### Data records
···

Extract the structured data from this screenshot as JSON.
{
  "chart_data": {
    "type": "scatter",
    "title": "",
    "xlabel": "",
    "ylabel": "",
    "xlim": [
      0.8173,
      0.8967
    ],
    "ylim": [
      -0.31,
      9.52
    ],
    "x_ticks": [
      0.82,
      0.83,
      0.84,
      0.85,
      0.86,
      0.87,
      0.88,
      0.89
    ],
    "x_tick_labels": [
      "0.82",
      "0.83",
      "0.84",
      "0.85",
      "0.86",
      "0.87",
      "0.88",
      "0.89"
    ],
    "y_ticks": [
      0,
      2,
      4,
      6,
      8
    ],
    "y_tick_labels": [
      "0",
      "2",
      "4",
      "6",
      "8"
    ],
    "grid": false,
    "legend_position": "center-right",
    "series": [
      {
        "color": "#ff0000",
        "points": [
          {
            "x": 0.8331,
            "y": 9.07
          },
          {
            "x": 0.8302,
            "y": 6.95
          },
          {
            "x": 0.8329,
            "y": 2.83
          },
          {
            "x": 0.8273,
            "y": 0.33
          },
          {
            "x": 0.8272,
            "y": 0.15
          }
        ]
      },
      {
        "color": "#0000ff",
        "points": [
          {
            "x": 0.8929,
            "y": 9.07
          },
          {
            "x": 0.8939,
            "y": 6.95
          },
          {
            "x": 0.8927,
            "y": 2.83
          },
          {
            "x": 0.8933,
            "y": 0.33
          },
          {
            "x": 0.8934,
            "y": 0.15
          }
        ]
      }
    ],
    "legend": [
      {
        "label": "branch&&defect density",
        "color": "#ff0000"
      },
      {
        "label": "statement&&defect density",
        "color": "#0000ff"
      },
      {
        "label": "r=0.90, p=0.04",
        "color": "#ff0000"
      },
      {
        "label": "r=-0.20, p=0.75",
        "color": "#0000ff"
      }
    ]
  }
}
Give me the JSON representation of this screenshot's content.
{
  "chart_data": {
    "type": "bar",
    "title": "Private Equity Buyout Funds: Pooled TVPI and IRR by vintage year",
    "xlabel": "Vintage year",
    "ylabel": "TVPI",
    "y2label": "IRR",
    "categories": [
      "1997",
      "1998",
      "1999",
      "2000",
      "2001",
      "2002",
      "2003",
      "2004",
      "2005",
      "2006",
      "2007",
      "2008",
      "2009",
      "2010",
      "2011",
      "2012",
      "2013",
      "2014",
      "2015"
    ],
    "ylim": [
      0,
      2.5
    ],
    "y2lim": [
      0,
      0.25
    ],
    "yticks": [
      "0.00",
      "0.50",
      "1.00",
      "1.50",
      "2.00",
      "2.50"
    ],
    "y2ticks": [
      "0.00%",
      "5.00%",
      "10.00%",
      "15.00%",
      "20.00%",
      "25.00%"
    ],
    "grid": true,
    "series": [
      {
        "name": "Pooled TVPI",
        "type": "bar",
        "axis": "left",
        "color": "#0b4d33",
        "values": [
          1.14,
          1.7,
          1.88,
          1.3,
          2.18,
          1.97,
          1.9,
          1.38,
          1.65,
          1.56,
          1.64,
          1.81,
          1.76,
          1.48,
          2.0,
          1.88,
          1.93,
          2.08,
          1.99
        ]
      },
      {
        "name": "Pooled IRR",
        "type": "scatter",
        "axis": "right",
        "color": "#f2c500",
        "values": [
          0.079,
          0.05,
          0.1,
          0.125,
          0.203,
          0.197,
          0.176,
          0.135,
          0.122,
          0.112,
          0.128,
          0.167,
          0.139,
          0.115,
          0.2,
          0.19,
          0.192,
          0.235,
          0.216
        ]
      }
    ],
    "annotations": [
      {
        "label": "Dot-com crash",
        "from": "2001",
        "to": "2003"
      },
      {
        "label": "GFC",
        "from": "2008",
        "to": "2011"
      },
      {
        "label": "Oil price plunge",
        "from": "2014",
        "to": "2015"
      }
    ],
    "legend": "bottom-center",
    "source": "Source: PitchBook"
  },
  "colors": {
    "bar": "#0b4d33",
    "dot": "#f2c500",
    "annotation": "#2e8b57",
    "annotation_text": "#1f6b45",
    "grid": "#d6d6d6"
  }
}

···

Retype every entry word for word.

Extract the structured data from this screenshot as JSON.
{
  "chart_data": {
    "type": "scatter",
    "title": "",
    "xlabel": "",
    "ylabel": "",
    "xlim": [
      0.8173,
      0.8967
    ],
    "ylim": [
      -0.31,
      9.52
    ],
    "x_ticks": [
      0.82,
      0.83,
      0.84,
      0.85,
      0.86,
      0.87,
      0.88,
      0.89
    ],
    "x_tick_labels": [
      "0.82",
      "0.83",
      "0.84",
      "0.85",
      "0.86",
      "0.87",
      "0.88",
      "0.89"
    ],
    "y_ticks": [
      0,
      2,
      4,
      6,
      8
    ],
    "y_tick_labels": [
      "0",
      "2",
      "4",
      "6",
      "8"
    ],
    "grid": false,
    "legend_position": "center-right",
    "series": [
      {
        "color": "#ff0000",
        "points": [
          {
            "x": 0.8331,
            "y": 9.07
          },
          {
            "x": 0.8302,
            "y": 6.95
          },
          {
            "x": 0.8329,
            "y": 2.83
          },
          {
            "x": 0.8273,
            "y": 0.33
          },
          {
            "x": 0.8272,
            "y": 0.15
          }
        ]
      },
      {
        "color": "#0000ff",
        "points": [
          {
            "x": 0.8929,
            "y": 9.07
          },
          {
            "x": 0.8939,
            "y": 6.95
          },
          {
            "x": 0.8927,
            "y": 2.83
          },
          {
            "x": 0.8933,
            "y": 0.33
          },
          {
            "x": 0.8934,
            "y": 0.15
          }
        ]
      }
    ],
    "legend": [
      {
        "label": "branch&&defect density",
        "color": "#ff0000"
      },
      {
        "label": "statement&&defect density",
        "color": "#0000ff"
      },
      {
        "label": "r=0.90, p=0.04",
        "color": "#ff0000"
      },
      {
        "label": "r=-0.20, p=0.75",
        "color": "#0000ff"
      }
    ]
  }
}
Give me the JSON representation of this screenshot's content.
{
  "chart_data": {
    "type": "bar",
    "title": "Private Equity Buyout Funds: Pooled TVPI and IRR by vintage year",
    "xlabel": "Vintage year",
    "ylabel": "TVPI",
    "y2label": "IRR",
    "categories": [
      "1997",
      "1998",
      "1999",
      "2000",
      "2001",
      "2002",
      "2003",
      "2004",
      "2005",
      "2006",
      "2007",
      "2008",
      "2009",
      "2010",
      "2011",
      "2012",
      "2013",
      "2014",
      "2015"
    ],
    "ylim": [
      0,
      2.5
    ],
    "y2lim": [
      0,
      0.25
    ],
    "yticks": [
      "0.00",
      "0.50",
      "1.00",
      "1.50",
      "2.00",
      "2.50"
    ],
    "y2ticks": [
      "0.00%",
      "5.00%",
      "10.00%",
      "15.00%",
      "20.00%",
      "25.00%"
    ],
    "grid": true,
    "series": [
      {
        "name": "Pooled TVPI",
        "type": "bar",
        "axis": "left",
        "color": "#0b4d33",
        "values": [
          1.14,
          1.7,
          1.88,
          1.3,
          2.18,
          1.97,
          1.9,
          1.38,
          1.65,
          1.56,
          1.64,
          1.81,
          1.76,
          1.48,
          2.0,
          1.88,
          1.93,
          2.08,
          1.99
        ]
      },
      {
        "name": "Pooled IRR",
        "type": "scatter",
        "axis": "right",
        "color": "#f2c500",
        "values": [
          0.079,
          0.05,
          0.1,
          0.125,
          0.203,
          0.197,
          0.176,
          0.135,
          0.122,
          0.112,
          0.128,
          0.167,
          0.139,
          0.115,
          0.2,
          0.19,
          0.192,
          0.235,
          0.216
        ]
      }
    ],
    "annotations": [
      {
        "label": "Dot-com crash",
        "from": "2001",
        "to": "2003"
      },
      {
        "label": "GFC",
        "from": "2008",
        "to": "2011"
      },
      {
        "label": "Oil price plunge",
        "from": "2014",
        "to": "2015"
      }
    ],
    "legend": "bottom-center",
    "source": "Source: PitchBook"
  },
  "colors": {
    "bar": "#0b4d33",
    "dot": "#f2c500",
    "annotation": "#2e8b57",
    "annotation_text": "#1f6b45",
    "grid": "#d6d6d6"
  }
}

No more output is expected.